## begin Supplied material
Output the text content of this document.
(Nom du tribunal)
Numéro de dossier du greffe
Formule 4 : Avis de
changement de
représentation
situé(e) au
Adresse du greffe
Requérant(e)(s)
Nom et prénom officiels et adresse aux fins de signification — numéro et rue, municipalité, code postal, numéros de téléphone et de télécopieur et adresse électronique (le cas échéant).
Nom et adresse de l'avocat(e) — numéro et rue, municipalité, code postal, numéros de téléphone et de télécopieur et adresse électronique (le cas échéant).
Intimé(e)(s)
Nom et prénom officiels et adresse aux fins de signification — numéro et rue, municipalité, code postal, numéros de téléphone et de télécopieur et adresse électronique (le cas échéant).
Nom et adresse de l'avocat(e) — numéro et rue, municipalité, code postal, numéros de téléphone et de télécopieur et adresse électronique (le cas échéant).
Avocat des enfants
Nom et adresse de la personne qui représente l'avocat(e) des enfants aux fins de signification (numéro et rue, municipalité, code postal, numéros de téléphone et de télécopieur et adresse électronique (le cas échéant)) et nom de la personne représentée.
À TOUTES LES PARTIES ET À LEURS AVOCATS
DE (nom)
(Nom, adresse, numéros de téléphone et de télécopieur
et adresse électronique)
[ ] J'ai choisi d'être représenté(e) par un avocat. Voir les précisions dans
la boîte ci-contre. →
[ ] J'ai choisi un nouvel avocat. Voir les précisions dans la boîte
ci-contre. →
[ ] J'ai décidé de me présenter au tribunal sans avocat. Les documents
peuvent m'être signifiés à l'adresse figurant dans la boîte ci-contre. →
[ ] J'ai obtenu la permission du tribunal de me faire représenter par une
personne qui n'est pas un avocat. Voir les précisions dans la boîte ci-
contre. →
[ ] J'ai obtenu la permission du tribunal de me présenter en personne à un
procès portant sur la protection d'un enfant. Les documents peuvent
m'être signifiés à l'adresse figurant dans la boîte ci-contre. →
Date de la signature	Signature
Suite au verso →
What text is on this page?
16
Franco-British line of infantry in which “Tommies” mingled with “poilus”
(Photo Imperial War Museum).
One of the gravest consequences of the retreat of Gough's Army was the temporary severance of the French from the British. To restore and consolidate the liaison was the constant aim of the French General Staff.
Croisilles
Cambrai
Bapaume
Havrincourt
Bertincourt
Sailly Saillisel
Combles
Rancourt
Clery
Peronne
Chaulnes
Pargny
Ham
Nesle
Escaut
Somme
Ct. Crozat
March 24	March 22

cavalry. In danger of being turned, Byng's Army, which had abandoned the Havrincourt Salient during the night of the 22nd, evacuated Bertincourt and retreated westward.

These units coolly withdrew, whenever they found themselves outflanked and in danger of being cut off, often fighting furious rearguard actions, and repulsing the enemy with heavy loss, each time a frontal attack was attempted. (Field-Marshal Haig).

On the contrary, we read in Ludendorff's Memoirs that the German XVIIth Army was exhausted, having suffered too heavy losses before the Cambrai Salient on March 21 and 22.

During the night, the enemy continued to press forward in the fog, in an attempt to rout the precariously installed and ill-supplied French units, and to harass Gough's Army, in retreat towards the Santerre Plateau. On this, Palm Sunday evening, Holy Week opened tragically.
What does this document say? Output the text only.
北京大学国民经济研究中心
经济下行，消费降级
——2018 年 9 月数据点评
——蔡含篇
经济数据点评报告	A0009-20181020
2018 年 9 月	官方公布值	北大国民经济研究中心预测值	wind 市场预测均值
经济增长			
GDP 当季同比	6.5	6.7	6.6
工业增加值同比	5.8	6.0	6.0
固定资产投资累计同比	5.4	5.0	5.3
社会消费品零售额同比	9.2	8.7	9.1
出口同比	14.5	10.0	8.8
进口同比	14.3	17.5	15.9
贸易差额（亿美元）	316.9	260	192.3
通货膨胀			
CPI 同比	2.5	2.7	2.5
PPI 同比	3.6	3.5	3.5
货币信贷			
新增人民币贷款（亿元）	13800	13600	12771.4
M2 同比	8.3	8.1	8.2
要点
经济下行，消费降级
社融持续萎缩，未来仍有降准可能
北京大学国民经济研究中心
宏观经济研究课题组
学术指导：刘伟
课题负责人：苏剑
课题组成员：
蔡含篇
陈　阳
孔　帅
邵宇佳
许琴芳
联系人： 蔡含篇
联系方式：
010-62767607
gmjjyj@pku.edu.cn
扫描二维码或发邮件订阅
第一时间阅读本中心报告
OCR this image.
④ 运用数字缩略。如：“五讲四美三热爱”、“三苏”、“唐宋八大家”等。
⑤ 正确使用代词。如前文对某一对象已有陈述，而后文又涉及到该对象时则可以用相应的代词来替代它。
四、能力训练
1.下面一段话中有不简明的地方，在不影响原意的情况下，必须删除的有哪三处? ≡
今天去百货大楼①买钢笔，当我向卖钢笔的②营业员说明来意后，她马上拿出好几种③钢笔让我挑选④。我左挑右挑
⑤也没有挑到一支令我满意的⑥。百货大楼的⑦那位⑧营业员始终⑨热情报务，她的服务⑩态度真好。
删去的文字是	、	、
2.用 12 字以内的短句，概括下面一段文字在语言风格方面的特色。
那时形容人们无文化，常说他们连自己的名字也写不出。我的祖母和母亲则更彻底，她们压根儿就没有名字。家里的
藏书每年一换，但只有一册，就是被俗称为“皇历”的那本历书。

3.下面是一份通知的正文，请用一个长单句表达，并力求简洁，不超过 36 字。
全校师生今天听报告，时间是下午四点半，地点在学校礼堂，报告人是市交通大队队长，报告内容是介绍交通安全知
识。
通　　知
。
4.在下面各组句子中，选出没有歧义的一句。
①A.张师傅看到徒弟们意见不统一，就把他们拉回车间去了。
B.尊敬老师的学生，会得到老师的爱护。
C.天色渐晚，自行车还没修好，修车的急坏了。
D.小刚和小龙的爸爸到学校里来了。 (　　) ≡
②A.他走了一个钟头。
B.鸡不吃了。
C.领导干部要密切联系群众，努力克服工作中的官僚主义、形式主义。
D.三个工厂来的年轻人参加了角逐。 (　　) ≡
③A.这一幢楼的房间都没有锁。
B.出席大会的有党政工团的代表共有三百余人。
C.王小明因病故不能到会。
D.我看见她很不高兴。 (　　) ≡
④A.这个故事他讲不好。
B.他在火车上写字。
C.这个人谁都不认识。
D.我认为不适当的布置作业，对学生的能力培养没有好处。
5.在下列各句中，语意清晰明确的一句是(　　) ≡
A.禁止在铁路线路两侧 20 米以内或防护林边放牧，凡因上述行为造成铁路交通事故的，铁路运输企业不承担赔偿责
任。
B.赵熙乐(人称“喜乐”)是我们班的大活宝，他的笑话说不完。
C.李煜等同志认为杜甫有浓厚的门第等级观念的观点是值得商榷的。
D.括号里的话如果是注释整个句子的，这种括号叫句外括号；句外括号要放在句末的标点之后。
## end Supplied material
Search the records for the string "with" and return every line in which it occurs.

Franco-British line of infantry in which “Tommies” mingled with “poilus”
These units coolly withdrew, whenever they found themselves outflanked and in danger of being cut off, often fighting furious rearguard actions, and repulsing the enemy with heavy loss, each time a frontal attack was attempted. (Field-Marshal Haig).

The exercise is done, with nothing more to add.